§ **THE TASK**
The entries that follow should be written out exactly.

§ **PROVIDED ENTRIES**
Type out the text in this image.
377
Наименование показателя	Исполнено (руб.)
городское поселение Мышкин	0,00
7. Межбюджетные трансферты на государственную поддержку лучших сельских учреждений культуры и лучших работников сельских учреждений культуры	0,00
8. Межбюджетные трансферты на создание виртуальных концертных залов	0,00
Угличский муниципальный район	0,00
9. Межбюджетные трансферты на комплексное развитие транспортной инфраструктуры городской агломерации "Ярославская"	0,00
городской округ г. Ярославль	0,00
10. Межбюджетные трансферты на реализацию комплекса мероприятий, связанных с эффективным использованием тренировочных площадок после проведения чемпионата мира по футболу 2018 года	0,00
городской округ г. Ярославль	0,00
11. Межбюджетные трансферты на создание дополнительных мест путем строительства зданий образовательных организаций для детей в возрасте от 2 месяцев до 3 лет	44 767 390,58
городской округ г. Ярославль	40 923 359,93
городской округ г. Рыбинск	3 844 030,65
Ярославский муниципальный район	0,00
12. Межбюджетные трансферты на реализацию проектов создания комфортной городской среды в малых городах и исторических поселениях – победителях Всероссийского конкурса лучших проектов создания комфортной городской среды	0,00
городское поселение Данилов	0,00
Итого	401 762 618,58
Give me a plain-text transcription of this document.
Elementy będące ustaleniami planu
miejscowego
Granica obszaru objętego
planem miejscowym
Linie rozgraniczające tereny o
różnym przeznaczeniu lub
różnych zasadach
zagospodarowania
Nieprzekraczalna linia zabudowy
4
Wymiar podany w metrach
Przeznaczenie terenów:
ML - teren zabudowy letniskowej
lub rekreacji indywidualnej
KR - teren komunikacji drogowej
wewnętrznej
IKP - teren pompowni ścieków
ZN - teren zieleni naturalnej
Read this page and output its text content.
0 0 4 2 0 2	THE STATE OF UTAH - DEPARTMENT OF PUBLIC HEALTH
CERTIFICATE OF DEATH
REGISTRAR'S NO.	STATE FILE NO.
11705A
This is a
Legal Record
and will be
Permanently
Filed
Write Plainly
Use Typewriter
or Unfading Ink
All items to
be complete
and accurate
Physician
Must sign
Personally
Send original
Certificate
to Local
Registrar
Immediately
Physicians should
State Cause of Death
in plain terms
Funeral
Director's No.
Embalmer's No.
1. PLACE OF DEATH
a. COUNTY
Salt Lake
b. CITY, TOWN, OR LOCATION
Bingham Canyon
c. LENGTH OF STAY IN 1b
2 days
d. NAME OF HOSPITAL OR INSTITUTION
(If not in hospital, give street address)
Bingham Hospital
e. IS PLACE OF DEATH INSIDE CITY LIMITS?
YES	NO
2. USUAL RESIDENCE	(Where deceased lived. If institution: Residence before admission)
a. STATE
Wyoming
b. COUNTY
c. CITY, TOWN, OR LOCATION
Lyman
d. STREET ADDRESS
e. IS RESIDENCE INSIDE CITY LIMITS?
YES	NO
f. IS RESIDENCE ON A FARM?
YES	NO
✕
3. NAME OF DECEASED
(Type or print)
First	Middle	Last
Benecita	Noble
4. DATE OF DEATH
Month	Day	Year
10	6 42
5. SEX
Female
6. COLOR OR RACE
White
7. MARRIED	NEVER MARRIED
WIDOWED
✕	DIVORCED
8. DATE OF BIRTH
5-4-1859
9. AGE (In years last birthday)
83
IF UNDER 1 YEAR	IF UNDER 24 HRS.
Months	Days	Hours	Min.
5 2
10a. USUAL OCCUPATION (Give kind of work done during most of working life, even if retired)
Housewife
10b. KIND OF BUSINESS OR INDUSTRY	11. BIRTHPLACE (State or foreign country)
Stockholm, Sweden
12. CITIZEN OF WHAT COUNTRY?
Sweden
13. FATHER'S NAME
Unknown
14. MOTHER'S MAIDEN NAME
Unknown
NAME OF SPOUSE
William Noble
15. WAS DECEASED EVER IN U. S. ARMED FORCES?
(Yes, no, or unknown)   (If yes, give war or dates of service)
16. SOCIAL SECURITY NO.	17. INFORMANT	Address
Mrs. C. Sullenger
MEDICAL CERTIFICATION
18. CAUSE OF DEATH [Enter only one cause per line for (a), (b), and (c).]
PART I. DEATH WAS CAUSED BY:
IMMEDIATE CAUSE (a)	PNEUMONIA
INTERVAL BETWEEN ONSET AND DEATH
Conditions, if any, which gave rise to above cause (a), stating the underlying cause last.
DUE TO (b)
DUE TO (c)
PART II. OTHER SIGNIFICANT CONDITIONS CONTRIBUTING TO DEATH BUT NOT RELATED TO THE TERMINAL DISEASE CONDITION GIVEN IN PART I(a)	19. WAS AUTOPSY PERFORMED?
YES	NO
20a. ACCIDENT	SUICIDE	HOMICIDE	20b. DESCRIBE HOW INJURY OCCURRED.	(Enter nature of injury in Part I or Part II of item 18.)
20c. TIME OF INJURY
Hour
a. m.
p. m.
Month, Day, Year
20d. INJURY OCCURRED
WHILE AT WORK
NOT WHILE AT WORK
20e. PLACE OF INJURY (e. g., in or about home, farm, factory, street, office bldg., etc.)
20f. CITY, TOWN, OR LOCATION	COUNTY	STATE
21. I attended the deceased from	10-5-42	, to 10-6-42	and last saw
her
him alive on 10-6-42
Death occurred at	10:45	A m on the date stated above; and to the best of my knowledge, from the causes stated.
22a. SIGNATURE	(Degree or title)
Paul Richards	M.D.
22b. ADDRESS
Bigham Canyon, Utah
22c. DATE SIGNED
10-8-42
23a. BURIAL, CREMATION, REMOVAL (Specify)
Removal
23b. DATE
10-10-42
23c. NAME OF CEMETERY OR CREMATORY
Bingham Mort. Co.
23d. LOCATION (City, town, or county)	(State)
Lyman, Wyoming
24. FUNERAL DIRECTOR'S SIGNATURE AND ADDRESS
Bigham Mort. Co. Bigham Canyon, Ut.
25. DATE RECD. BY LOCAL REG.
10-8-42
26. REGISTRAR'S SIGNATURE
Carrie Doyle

§ **ANSWER FOR THIS EXERCISE**
Type out the text in this image.
377
Наименование показателя	Исполнено (руб.)
городское поселение Мышкин	0,00
7. Межбюджетные трансферты на государственную поддержку лучших сельских учреждений культуры и лучших работников сельских учреждений культуры	0,00
8. Межбюджетные трансферты на создание виртуальных концертных залов	0,00
Угличский муниципальный район	0,00
9. Межбюджетные трансферты на комплексное развитие транспортной инфраструктуры городской агломерации "Ярославская"	0,00
городской округ г. Ярославль	0,00
10. Межбюджетные трансферты на реализацию комплекса мероприятий, связанных с эффективным использованием тренировочных площадок после проведения чемпионата мира по футболу 2018 года	0,00
городской округ г. Ярославль	0,00
11. Межбюджетные трансферты на создание дополнительных мест путем строительства зданий образовательных организаций для детей в возрасте от 2 месяцев до 3 лет	44 767 390,58
городской округ г. Ярославль	40 923 359,93
городской округ г. Рыбинск	3 844 030,65
Ярославский муниципальный район	0,00
12. Межбюджетные трансферты на реализацию проектов создания комфортной городской среды в малых городах и исторических поселениях – победителях Всероссийского конкурса лучших проектов создания комфортной городской среды	0,00
городское поселение Данилов	0,00
Итого	401 762 618,58
Give me a plain-text transcription of this document.
Elementy będące ustaleniami planu
miejscowego
Granica obszaru objętego
planem miejscowym
Linie rozgraniczające tereny o
różnym przeznaczeniu lub
różnych zasadach
zagospodarowania
Nieprzekraczalna linia zabudowy
4
Wymiar podany w metrach
Przeznaczenie terenów:
ML - teren zabudowy letniskowej
lub rekreacji indywidualnej
KR - teren komunikacji drogowej
wewnętrznej
IKP - teren pompowni ścieków
ZN - teren zieleni naturalnej
Read this page and output its text content.
0 0 4 2 0 2	THE STATE OF UTAH - DEPARTMENT OF PUBLIC HEALTH
CERTIFICATE OF DEATH
REGISTRAR'S NO.	STATE FILE NO.
11705A
This is a
Legal Record
and will be
Permanently
Filed
Write Plainly
Use Typewriter
or Unfading Ink
All items to
be complete
and accurate
Physician
Must sign
Personally
Send original
Certificate
to Local
Registrar
Immediately
Physicians should
State Cause of Death
in plain terms
Funeral
Director's No.
Embalmer's No.
1. PLACE OF DEATH
a. COUNTY
Salt Lake
b. CITY, TOWN, OR LOCATION
Bingham Canyon
c. LENGTH OF STAY IN 1b
2 days
d. NAME OF HOSPITAL OR INSTITUTION
(If not in hospital, give street address)
Bingham Hospital
e. IS PLACE OF DEATH INSIDE CITY LIMITS?
YES	NO
2. USUAL RESIDENCE	(Where deceased lived. If institution: Residence before admission)
a. STATE
Wyoming
b. COUNTY
c. CITY, TOWN, OR LOCATION
Lyman
d. STREET ADDRESS
e. IS RESIDENCE INSIDE CITY LIMITS?
YES	NO
f. IS RESIDENCE ON A FARM?
YES	NO
✕
3. NAME OF DECEASED
(Type or print)
First	Middle	Last
Benecita	Noble
4. DATE OF DEATH
Month	Day	Year
10	6 42
5. SEX
Female
6. COLOR OR RACE
White
7. MARRIED	NEVER MARRIED
WIDOWED
✕	DIVORCED
8. DATE OF BIRTH
5-4-1859
9. AGE (In years last birthday)
83
IF UNDER 1 YEAR	IF UNDER 24 HRS.
Months	Days	Hours	Min.
5 2
10a. USUAL OCCUPATION (Give kind of work done during most of working life, even if retired)
Housewife
10b. KIND OF BUSINESS OR INDUSTRY	11. BIRTHPLACE (State or foreign country)
Stockholm, Sweden
12. CITIZEN OF WHAT COUNTRY?
Sweden
13. FATHER'S NAME
Unknown
14. MOTHER'S MAIDEN NAME
Unknown
NAME OF SPOUSE
William Noble
15. WAS DECEASED EVER IN U. S. ARMED FORCES?
(Yes, no, or unknown)   (If yes, give war or dates of service)
16. SOCIAL SECURITY NO.	17. INFORMANT	Address
Mrs. C. Sullenger
MEDICAL CERTIFICATION
18. CAUSE OF DEATH [Enter only one cause per line for (a), (b), and (c).]
PART I. DEATH WAS CAUSED BY:
IMMEDIATE CAUSE (a)	PNEUMONIA
INTERVAL BETWEEN ONSET AND DEATH
Conditions, if any, which gave rise to above cause (a), stating the underlying cause last.
DUE TO (b)
DUE TO (c)
PART II. OTHER SIGNIFICANT CONDITIONS CONTRIBUTING TO DEATH BUT NOT RELATED TO THE TERMINAL DISEASE CONDITION GIVEN IN PART I(a)	19. WAS AUTOPSY PERFORMED?
YES	NO
20a. ACCIDENT	SUICIDE	HOMICIDE	20b. DESCRIBE HOW INJURY OCCURRED.	(Enter nature of injury in Part I or Part II of item 18.)
20c. TIME OF INJURY
Hour
a. m.
p. m.
Month, Day, Year
20d. INJURY OCCURRED
WHILE AT WORK
NOT WHILE AT WORK
20e. PLACE OF INJURY (e. g., in or about home, farm, factory, street, office bldg., etc.)
20f. CITY, TOWN, OR LOCATION	COUNTY	STATE
21. I attended the deceased from	10-5-42	, to 10-6-42	and last saw
her
him alive on 10-6-42
Death occurred at	10:45	A m on the date stated above; and to the best of my knowledge, from the causes stated.
22a. SIGNATURE	(Degree or title)
Paul Richards	M.D.
22b. ADDRESS
Bigham Canyon, Utah
22c. DATE SIGNED
10-8-42
23a. BURIAL, CREMATION, REMOVAL (Specify)
Removal
23b. DATE
10-10-42
23c. NAME OF CEMETERY OR CREMATORY
Bingham Mort. Co.
23d. LOCATION (City, town, or county)	(State)
Lyman, Wyoming
24. FUNERAL DIRECTOR'S SIGNATURE AND ADDRESS
Bigham Mort. Co. Bigham Canyon, Ut.
25. DATE RECD. BY LOCAL REG.
10-8-42
26. REGISTRAR'S SIGNATURE
Carrie Doyle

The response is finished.